● AIM
Duplicate the data below line for line, with no changes.

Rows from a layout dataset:

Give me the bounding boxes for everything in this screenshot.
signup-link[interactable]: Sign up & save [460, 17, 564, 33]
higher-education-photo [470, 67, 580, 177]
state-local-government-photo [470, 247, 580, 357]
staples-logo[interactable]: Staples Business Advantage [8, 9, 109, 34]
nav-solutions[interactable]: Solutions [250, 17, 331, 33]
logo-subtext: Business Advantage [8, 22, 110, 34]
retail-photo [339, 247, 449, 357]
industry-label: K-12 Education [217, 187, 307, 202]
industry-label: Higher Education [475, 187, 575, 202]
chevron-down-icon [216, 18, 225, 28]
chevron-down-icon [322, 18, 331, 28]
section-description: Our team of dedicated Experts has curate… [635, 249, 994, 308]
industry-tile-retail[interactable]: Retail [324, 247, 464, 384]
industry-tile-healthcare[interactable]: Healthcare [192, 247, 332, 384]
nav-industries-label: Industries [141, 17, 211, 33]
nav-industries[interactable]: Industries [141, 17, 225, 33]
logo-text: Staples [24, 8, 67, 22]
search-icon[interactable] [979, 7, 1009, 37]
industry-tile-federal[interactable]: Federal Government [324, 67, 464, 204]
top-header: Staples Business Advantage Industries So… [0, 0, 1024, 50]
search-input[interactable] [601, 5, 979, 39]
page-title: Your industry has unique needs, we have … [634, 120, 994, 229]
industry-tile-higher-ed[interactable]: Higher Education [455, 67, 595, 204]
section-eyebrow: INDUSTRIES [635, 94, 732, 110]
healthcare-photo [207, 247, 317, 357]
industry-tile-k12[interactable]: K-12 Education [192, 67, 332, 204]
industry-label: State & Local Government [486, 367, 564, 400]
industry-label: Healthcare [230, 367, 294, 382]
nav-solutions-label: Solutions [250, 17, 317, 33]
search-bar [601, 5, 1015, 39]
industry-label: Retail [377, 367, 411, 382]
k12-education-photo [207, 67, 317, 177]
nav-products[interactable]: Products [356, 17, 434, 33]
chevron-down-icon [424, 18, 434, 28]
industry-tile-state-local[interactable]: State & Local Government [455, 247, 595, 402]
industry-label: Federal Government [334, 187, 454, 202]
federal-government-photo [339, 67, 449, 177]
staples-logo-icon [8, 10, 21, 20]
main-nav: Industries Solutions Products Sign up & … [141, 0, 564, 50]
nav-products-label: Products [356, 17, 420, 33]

● RESULT FOR THIS EXERCISE
Give me the bounding boxes for everything in this screenshot.
signup-link[interactable]: Sign up & save [460, 17, 564, 33]
higher-education-photo [470, 67, 580, 177]
state-local-government-photo [470, 247, 580, 357]
staples-logo[interactable]: Staples Business Advantage [8, 9, 109, 34]
nav-solutions[interactable]: Solutions [250, 17, 331, 33]
logo-subtext: Business Advantage [8, 22, 110, 34]
retail-photo [339, 247, 449, 357]
industry-label: K-12 Education [217, 187, 307, 202]
industry-label: Higher Education [475, 187, 575, 202]
chevron-down-icon [216, 18, 225, 28]
chevron-down-icon [322, 18, 331, 28]
section-description: Our team of dedicated Experts has curate… [635, 249, 994, 308]
industry-tile-retail[interactable]: Retail [324, 247, 464, 384]
industry-tile-healthcare[interactable]: Healthcare [192, 247, 332, 384]
nav-industries-label: Industries [141, 17, 211, 33]
nav-industries[interactable]: Industries [141, 17, 225, 33]
logo-text: Staples [24, 8, 67, 22]
search-icon[interactable] [979, 7, 1009, 37]
industry-tile-federal[interactable]: Federal Government [324, 67, 464, 204]
top-header: Staples Business Advantage Industries So… [0, 0, 1024, 50]
search-input[interactable] [601, 5, 979, 39]
page-title: Your industry has unique needs, we have … [634, 120, 994, 229]
industry-tile-higher-ed[interactable]: Higher Education [455, 67, 595, 204]
section-eyebrow: INDUSTRIES [635, 94, 732, 110]
healthcare-photo [207, 247, 317, 357]
industry-tile-k12[interactable]: K-12 Education [192, 67, 332, 204]
industry-label: State & Local Government [486, 367, 564, 400]
industry-label: Healthcare [230, 367, 294, 382]
nav-solutions-label: Solutions [250, 17, 317, 33]
search-bar [601, 5, 1015, 39]
industry-label: Retail [377, 367, 411, 382]
k12-education-photo [207, 67, 317, 177]
nav-products[interactable]: Products [356, 17, 434, 33]
chevron-down-icon [424, 18, 434, 28]
industry-tile-state-local[interactable]: State & Local Government [455, 247, 595, 402]
industry-label: Federal Government [334, 187, 454, 202]
federal-government-photo [339, 67, 449, 177]
staples-logo-icon [8, 10, 21, 20]
main-nav: Industries Solutions Products Sign up & … [141, 0, 564, 50]
nav-products-label: Products [356, 17, 420, 33]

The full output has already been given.